▶ **Objective**:
Check each line of the listing below for the word "from" and say how many lines have it. Nothing else should be written.

▶ **Stored rows**:
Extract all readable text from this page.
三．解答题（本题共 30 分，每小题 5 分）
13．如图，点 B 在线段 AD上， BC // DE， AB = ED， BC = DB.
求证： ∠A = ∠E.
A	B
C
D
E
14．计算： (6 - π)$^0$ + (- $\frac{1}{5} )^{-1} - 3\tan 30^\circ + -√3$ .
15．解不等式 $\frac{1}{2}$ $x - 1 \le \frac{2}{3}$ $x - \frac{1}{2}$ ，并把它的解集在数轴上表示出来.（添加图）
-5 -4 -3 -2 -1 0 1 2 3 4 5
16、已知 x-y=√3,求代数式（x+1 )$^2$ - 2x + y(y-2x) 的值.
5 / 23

--

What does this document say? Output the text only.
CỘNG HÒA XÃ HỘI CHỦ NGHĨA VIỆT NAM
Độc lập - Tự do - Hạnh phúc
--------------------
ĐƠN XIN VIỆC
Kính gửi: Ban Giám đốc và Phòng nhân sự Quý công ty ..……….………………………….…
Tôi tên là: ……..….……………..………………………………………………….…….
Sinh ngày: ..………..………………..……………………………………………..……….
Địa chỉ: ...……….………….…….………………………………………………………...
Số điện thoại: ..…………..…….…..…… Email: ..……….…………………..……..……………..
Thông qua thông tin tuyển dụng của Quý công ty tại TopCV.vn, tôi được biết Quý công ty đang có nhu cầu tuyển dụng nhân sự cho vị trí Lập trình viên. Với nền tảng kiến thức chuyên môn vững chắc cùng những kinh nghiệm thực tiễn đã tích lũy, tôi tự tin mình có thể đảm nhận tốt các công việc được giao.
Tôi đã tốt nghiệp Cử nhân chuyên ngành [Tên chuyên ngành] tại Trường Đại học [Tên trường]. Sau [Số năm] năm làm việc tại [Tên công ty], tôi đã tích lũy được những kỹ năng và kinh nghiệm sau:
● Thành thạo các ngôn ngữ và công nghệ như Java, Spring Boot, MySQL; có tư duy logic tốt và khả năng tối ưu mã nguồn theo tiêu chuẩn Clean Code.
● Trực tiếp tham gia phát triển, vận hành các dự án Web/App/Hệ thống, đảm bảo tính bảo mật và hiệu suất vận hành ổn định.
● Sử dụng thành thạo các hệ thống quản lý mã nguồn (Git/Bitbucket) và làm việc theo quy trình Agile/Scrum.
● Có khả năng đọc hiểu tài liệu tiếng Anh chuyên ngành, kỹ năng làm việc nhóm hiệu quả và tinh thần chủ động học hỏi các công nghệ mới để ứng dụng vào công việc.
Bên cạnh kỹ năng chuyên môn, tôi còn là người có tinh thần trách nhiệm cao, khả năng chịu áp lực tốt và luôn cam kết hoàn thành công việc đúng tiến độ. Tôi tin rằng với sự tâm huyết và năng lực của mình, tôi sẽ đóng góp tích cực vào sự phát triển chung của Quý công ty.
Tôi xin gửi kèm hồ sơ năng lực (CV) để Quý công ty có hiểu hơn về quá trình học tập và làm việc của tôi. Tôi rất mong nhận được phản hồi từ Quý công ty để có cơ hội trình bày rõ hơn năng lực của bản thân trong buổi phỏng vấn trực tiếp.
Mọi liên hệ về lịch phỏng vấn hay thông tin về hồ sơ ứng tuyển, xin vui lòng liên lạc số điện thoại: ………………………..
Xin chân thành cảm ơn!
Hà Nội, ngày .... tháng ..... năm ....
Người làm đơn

--

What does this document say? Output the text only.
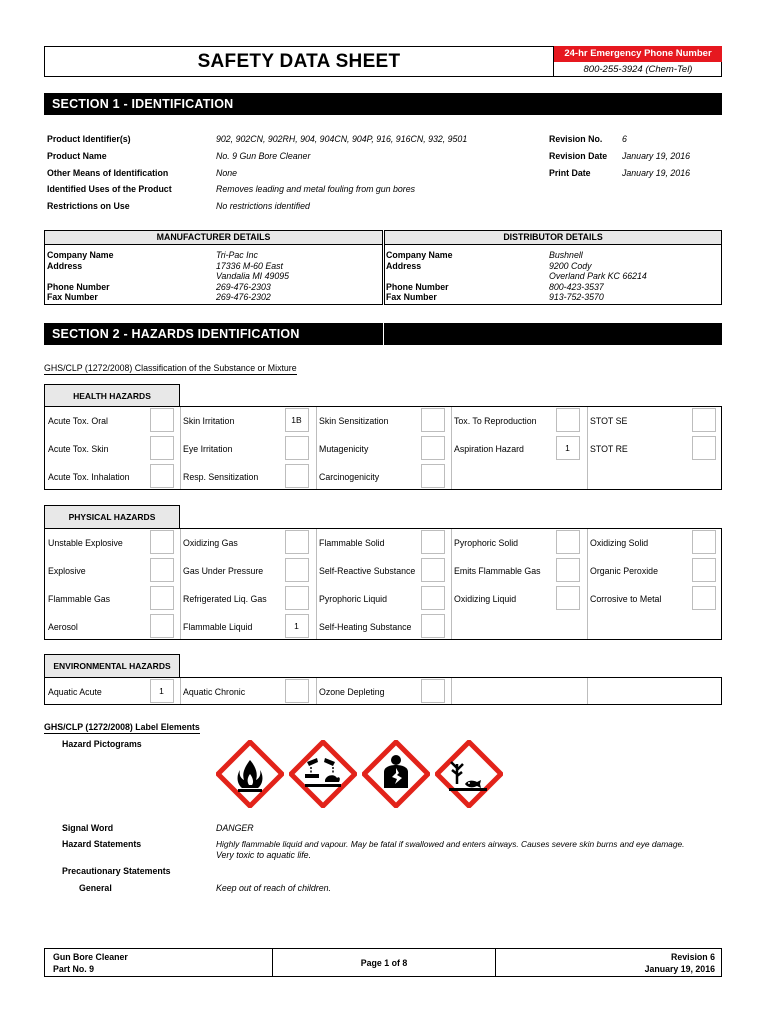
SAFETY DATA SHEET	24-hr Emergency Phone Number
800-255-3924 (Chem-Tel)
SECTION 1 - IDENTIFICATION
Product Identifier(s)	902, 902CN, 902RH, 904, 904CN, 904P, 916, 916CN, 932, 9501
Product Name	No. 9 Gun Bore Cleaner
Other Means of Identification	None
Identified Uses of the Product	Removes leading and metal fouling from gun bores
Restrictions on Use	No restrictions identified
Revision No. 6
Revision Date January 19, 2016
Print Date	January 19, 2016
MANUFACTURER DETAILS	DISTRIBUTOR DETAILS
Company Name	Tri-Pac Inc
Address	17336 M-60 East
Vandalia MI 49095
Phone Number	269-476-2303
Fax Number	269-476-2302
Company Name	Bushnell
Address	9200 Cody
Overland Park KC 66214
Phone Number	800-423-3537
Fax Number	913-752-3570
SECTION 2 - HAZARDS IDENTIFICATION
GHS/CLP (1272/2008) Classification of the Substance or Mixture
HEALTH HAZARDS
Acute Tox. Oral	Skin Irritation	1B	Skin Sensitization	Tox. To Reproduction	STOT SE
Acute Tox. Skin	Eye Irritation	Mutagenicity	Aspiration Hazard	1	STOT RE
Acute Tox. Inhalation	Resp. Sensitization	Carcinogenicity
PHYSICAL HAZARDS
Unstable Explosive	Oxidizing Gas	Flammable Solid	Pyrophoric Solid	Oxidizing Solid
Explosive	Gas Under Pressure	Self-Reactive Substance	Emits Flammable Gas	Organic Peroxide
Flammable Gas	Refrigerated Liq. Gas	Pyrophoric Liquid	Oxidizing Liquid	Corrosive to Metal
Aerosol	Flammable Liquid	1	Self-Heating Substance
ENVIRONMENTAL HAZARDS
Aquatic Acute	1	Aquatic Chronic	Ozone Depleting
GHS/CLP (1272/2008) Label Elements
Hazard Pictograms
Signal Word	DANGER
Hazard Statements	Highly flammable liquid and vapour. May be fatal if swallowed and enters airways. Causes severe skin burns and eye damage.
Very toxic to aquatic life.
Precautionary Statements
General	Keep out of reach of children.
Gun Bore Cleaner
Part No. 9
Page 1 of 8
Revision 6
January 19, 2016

▶ **Written answer**:
2